--- start DATASET RECORDS ---

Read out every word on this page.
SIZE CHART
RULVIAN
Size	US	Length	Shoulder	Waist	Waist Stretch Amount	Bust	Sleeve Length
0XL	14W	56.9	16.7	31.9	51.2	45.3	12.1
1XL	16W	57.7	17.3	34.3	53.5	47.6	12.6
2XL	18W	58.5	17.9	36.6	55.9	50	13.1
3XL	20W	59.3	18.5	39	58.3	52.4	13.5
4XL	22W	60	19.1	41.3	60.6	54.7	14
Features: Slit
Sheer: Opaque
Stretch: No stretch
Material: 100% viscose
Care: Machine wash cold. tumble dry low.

--- end DATASET RECORDS ---

*REQUEST:*
Write out the whole listing again, exactly as it stands.

*SOLUTION TO THE EXERCISE:*
Read out every word on this page.
SIZE CHART
RULVIAN
Size	US	Length	Shoulder	Waist	Waist Stretch Amount	Bust	Sleeve Length
0XL	14W	56.9	16.7	31.9	51.2	45.3	12.1
1XL	16W	57.7	17.3	34.3	53.5	47.6	12.6
2XL	18W	58.5	17.9	36.6	55.9	50	13.1
3XL	20W	59.3	18.5	39	58.3	52.4	13.5
4XL	22W	60	19.1	41.3	60.6	54.7	14
Features: Slit
Sheer: Opaque
Stretch: No stretch
Material: 100% viscose
Care: Machine wash cold. tumble dry low.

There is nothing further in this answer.